----- Records for this task -----
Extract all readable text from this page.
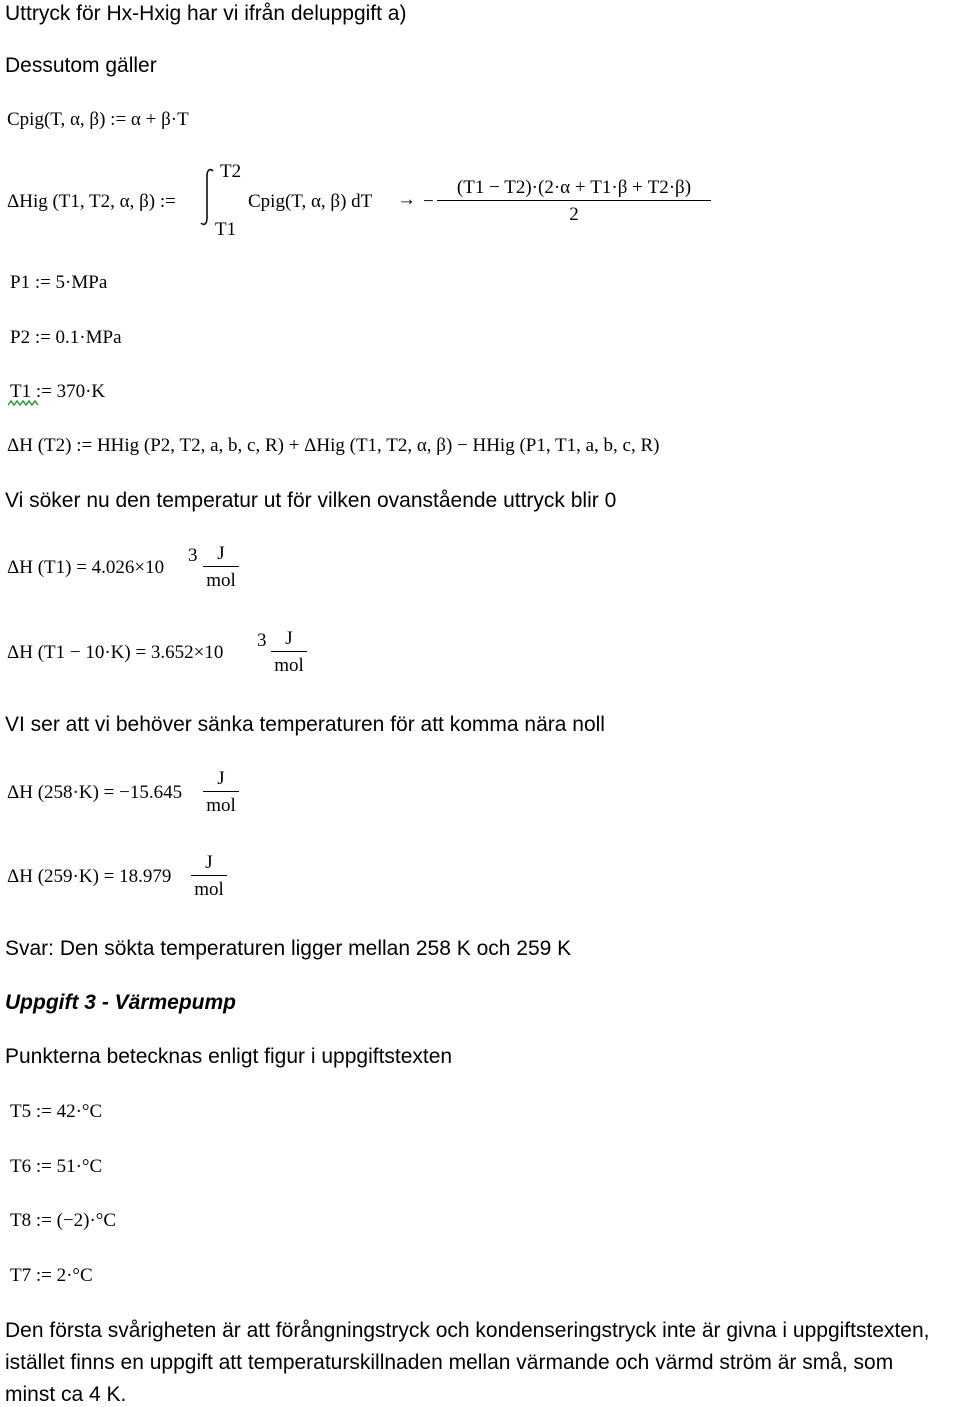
Uttryck för Hx-Hxig har vi ifrån deluppgift a)
Dessutom gäller
Cpig(T, α, β) := α + β·T
ΔHig (T1, T2, α, β) :=
T2
T1
Cpig(T, α, β) dT → − $\frac{(T1 - T2)\cdot(2\cdot\alpha + T1\cdot\beta + T2\cdot\beta)}{2}$
P1 := 5·MPa
P2 := 0.1·MPa
T1 := 370·K
ΔH (T2) := HHig (P2, T2, a, b, c, R) + ΔHig (T1, T2, α, β) − HHig (P1, T1, a, b, c, R)
Vi söker nu den temperatur ut för vilken ovanstående uttryck blir 0
ΔH (T1) = 4.026×10
3	J
mol
ΔH (T1 − 10·K) = 3.652×10
3 J
mol
VI ser att vi behöver sänka temperaturen för att komma nära noll
ΔH (258·K) = −15.645
J
mol
ΔH (259·K) = 18.979
J
mol
Svar: Den sökta temperaturen ligger mellan 258 K och 259 K
Uppgift 3 - Värmepump
Punkterna betecknas enligt figur i uppgiftstexten
T5 := 42·°C
T6 := 51·°C
T8 := (−2)·°C
T7 := 2·°C
Den första svårigheten är att förångningstryck och kondenseringstryck inte är givna i uppgiftstexten,
istället finns en uppgift att temperaturskillnaden mellan värmande och värmd ström är små, som
minst ca 4 K.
-----
Written exercise -> Leave the pictures out and print the records above exactly as they stand.

Right answer ->
Extract all readable text from this page.
Uttryck för Hx-Hxig har vi ifrån deluppgift a)
Dessutom gäller
Cpig(T, α, β) := α + β·T
ΔHig (T1, T2, α, β) :=
T2
T1
Cpig(T, α, β) dT → − $\frac{(T1 - T2)\cdot(2\cdot\alpha + T1\cdot\beta + T2\cdot\beta)}{2}$
P1 := 5·MPa
P2 := 0.1·MPa
T1 := 370·K
ΔH (T2) := HHig (P2, T2, a, b, c, R) + ΔHig (T1, T2, α, β) − HHig (P1, T1, a, b, c, R)
Vi söker nu den temperatur ut för vilken ovanstående uttryck blir 0
ΔH (T1) = 4.026×10
3	J
mol
ΔH (T1 − 10·K) = 3.652×10
3 J
mol
VI ser att vi behöver sänka temperaturen för att komma nära noll
ΔH (258·K) = −15.645
J
mol
ΔH (259·K) = 18.979
J
mol
Svar: Den sökta temperaturen ligger mellan 258 K och 259 K
Uppgift 3 - Värmepump
Punkterna betecknas enligt figur i uppgiftstexten
T5 := 42·°C
T6 := 51·°C
T8 := (−2)·°C
T7 := 2·°C
Den första svårigheten är att förångningstryck och kondenseringstryck inte är givna i uppgiftstexten,
istället finns en uppgift att temperaturskillnaden mellan värmande och värmd ström är små, som
minst ca 4 K.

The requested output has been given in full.